§ Exercise aim
Filter the records below down to lines containing "page".

§ Saved entries
§ §

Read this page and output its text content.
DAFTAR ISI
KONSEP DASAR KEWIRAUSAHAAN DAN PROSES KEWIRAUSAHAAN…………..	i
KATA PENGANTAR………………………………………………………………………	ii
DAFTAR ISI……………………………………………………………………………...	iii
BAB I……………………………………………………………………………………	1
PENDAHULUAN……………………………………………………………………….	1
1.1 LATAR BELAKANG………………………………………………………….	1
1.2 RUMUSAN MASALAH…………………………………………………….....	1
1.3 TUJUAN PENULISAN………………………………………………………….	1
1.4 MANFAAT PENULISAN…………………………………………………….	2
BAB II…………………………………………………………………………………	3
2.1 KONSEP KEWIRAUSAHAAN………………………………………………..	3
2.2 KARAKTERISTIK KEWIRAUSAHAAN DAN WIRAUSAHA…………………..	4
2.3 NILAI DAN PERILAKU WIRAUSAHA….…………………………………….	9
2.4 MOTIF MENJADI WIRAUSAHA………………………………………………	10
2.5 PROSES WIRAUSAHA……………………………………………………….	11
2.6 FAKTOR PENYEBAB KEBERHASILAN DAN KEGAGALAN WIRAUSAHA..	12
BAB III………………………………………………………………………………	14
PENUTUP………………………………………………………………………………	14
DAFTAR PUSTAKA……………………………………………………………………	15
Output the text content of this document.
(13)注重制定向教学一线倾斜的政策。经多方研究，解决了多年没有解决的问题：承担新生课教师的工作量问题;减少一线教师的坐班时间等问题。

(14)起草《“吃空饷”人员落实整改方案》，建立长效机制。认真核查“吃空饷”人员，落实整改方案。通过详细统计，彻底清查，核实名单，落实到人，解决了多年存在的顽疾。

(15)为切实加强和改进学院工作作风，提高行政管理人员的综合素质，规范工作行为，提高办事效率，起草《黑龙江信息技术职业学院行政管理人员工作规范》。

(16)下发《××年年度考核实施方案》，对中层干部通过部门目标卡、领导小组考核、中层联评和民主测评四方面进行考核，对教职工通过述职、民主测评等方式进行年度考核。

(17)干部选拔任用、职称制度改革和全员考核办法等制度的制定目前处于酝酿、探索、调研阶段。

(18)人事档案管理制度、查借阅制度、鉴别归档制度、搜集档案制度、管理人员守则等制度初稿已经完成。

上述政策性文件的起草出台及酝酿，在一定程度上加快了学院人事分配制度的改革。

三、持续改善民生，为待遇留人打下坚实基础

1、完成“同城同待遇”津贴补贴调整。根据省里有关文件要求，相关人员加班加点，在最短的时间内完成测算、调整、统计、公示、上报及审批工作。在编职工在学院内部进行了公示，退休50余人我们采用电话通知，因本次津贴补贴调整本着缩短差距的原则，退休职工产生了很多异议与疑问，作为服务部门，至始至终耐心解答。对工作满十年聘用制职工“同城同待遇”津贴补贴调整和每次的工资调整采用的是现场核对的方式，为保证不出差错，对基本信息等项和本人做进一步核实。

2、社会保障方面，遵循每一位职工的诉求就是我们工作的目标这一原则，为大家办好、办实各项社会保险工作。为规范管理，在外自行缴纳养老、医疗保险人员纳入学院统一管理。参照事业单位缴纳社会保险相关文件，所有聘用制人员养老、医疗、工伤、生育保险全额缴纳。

§ §

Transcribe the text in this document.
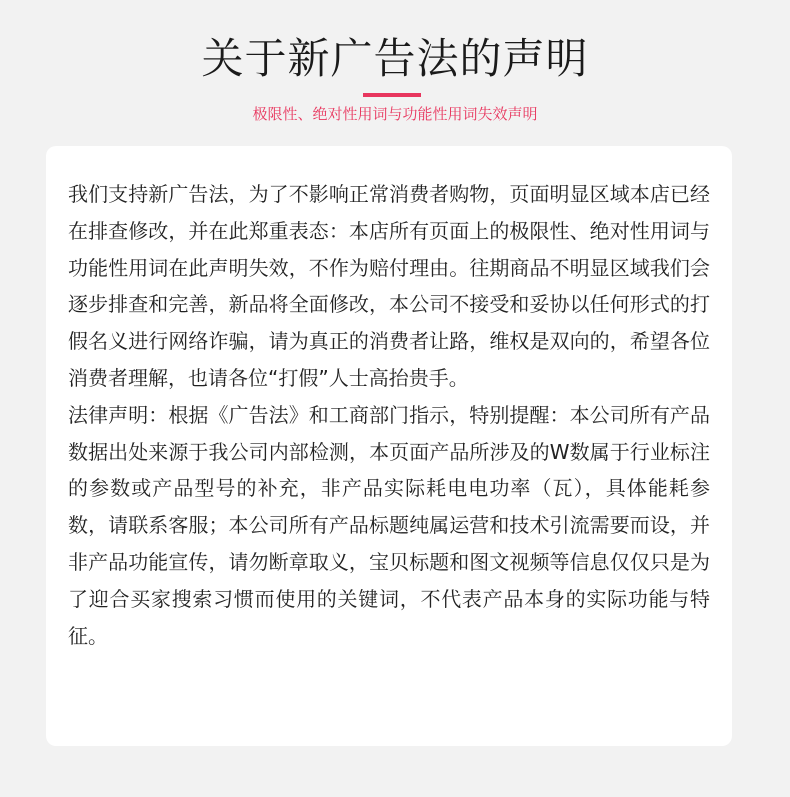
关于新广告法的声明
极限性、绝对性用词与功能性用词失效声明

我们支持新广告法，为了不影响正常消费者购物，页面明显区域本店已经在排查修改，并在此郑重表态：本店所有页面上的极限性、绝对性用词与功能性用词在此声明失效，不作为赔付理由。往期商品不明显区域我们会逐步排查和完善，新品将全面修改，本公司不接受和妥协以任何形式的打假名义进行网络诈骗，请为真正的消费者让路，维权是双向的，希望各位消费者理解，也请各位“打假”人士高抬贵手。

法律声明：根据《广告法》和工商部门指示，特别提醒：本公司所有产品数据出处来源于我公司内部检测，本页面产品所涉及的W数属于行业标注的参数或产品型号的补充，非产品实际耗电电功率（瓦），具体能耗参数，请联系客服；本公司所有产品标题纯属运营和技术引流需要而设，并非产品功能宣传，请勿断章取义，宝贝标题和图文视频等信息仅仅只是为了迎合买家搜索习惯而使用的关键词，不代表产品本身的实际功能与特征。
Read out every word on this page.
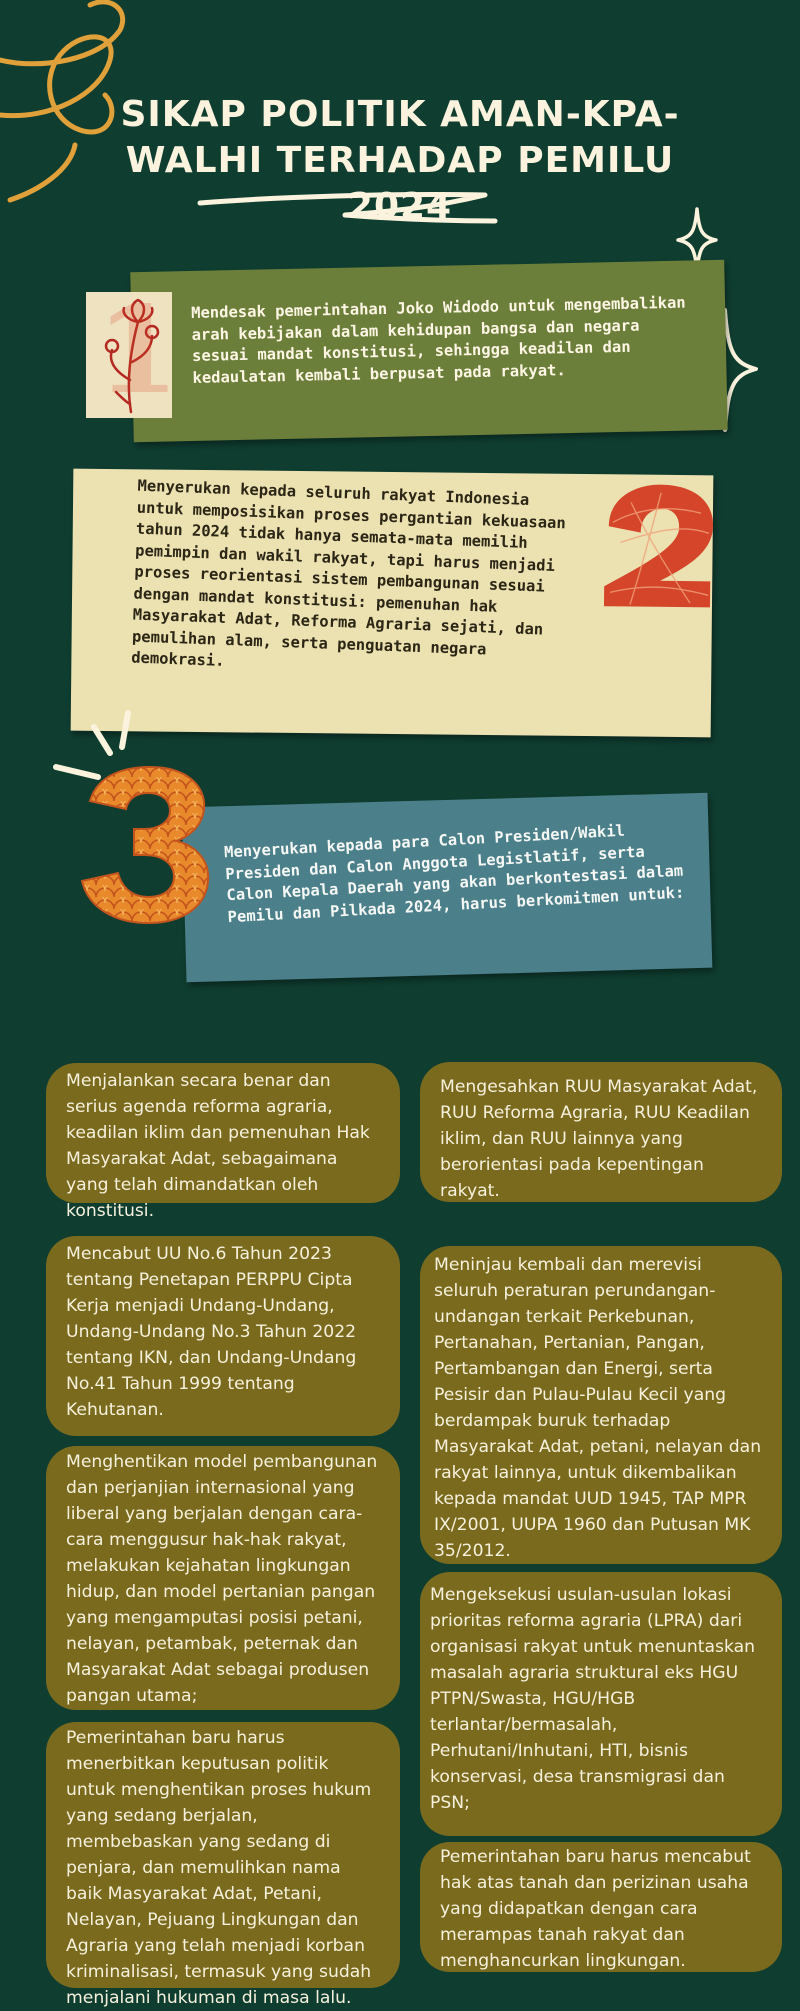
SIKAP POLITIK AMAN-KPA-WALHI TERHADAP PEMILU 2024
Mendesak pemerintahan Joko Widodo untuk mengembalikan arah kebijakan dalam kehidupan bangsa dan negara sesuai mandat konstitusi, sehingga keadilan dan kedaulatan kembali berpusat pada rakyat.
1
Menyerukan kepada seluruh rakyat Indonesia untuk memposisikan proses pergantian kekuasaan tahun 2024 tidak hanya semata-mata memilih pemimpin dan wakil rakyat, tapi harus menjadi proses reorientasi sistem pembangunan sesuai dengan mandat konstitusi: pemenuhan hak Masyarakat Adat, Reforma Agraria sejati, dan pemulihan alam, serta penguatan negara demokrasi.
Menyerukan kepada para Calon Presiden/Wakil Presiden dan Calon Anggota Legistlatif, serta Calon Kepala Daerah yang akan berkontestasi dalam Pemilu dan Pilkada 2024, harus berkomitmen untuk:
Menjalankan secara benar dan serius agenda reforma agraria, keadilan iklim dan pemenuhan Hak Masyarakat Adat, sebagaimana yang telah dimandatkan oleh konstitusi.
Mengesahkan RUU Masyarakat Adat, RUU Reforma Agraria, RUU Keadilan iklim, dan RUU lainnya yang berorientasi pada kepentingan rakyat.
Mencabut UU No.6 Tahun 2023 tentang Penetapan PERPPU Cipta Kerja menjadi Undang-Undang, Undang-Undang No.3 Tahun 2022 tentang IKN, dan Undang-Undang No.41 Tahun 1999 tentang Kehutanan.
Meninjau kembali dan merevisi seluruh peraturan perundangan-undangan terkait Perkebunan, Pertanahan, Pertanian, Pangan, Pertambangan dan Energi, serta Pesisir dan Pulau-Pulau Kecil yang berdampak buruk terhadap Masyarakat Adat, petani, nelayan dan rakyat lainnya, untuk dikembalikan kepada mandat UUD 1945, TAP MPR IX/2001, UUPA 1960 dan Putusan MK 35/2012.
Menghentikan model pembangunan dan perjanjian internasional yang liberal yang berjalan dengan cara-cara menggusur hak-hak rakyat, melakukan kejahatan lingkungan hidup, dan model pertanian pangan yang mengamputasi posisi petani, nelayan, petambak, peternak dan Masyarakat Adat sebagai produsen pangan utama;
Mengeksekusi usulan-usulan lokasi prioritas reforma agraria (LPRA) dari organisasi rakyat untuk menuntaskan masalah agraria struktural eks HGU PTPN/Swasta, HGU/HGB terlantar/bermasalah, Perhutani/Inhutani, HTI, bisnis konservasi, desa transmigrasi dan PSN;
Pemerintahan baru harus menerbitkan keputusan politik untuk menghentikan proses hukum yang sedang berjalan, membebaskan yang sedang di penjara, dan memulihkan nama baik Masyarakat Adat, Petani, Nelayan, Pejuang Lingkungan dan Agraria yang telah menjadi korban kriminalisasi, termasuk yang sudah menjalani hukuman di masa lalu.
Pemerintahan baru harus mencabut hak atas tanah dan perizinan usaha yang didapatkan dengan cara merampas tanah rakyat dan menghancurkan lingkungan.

§ §

§ Answer in full
Read this page and output its text content.
Read out every word on this page.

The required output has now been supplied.